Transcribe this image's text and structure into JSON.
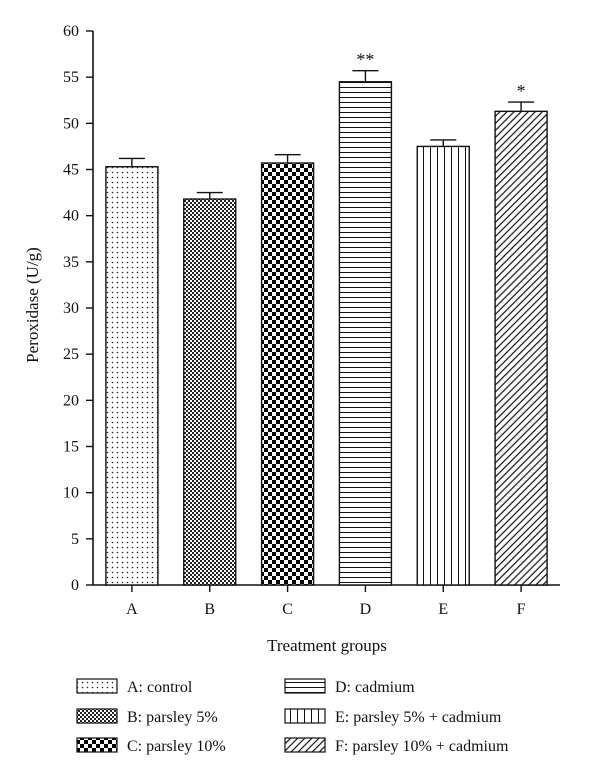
{
  "chart_data": {
    "type": "bar",
    "ylabel": "Peroxidase (U/g)",
    "xlabel": "Treatment groups",
    "ylim": [
      0,
      60
    ],
    "yticks": [
      0,
      5,
      10,
      15,
      20,
      25,
      30,
      35,
      40,
      45,
      50,
      55,
      60
    ],
    "categories": [
      "A",
      "B",
      "C",
      "D",
      "E",
      "F"
    ],
    "values": [
      45.3,
      41.8,
      45.7,
      54.5,
      47.5,
      51.3
    ],
    "errors": [
      0.9,
      0.7,
      0.9,
      1.2,
      0.7,
      1.0
    ],
    "significance": [
      "",
      "",
      "",
      "**",
      "",
      "*"
    ],
    "patterns": [
      "dots",
      "small-checker",
      "large-checker",
      "horizontal-lines",
      "vertical-lines",
      "diagonal-lines"
    ],
    "legend": [
      {
        "label": "A: control",
        "pattern": "dots"
      },
      {
        "label": "B: parsley 5%",
        "pattern": "small-checker"
      },
      {
        "label": "C: parsley 10%",
        "pattern": "large-checker"
      },
      {
        "label": "D: cadmium",
        "pattern": "horizontal-lines"
      },
      {
        "label": "E: parsley 5% + cadmium",
        "pattern": "vertical-lines"
      },
      {
        "label": "F: parsley 10% + cadmium",
        "pattern": "diagonal-lines"
      }
    ],
    "legend_placement": "bottom",
    "grid": false
  }
}
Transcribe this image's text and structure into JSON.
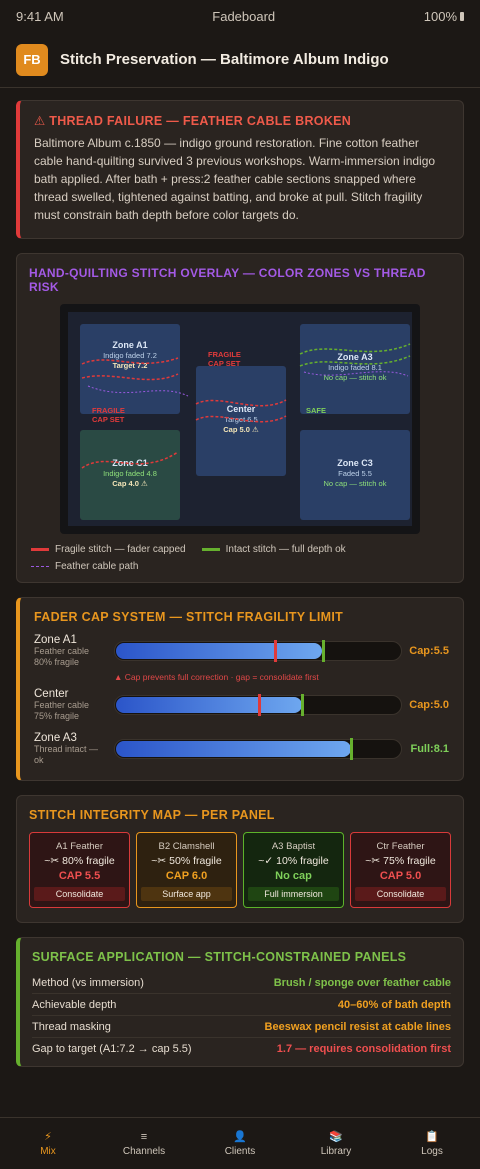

- [Request]
Are you able to set down all the lines above exactly, without any pictures?

- [Correct answer]
Transcribe this image's text and structure into JSON.
{
  "chart_data": {
    "type": "bar",
    "ylabel": "Peroxidase (U/g)",
    "xlabel": "Treatment groups",
    "ylim": [
      0,
      60
    ],
    "yticks": [
      0,
      5,
      10,
      15,
      20,
      25,
      30,
      35,
      40,
      45,
      50,
      55,
      60
    ],
    "categories": [
      "A",
      "B",
      "C",
      "D",
      "E",
      "F"
    ],
    "values": [
      45.3,
      41.8,
      45.7,
      54.5,
      47.5,
      51.3
    ],
    "errors": [
      0.9,
      0.7,
      0.9,
      1.2,
      0.7,
      1.0
    ],
    "significance": [
      "",
      "",
      "",
      "**",
      "",
      "*"
    ],
    "patterns": [
      "dots",
      "small-checker",
      "large-checker",
      "horizontal-lines",
      "vertical-lines",
      "diagonal-lines"
    ],
    "legend": [
      {
        "label": "A: control",
        "pattern": "dots"
      },
      {
        "label": "B: parsley 5%",
        "pattern": "small-checker"
      },
      {
        "label": "C: parsley 10%",
        "pattern": "large-checker"
      },
      {
        "label": "D: cadmium",
        "pattern": "horizontal-lines"
      },
      {
        "label": "E: parsley 5% + cadmium",
        "pattern": "vertical-lines"
      },
      {
        "label": "F: parsley 10% + cadmium",
        "pattern": "diagonal-lines"
      }
    ],
    "legend_placement": "bottom",
    "grid": false
  }
}
Transcribe this image's text and structure into JSON.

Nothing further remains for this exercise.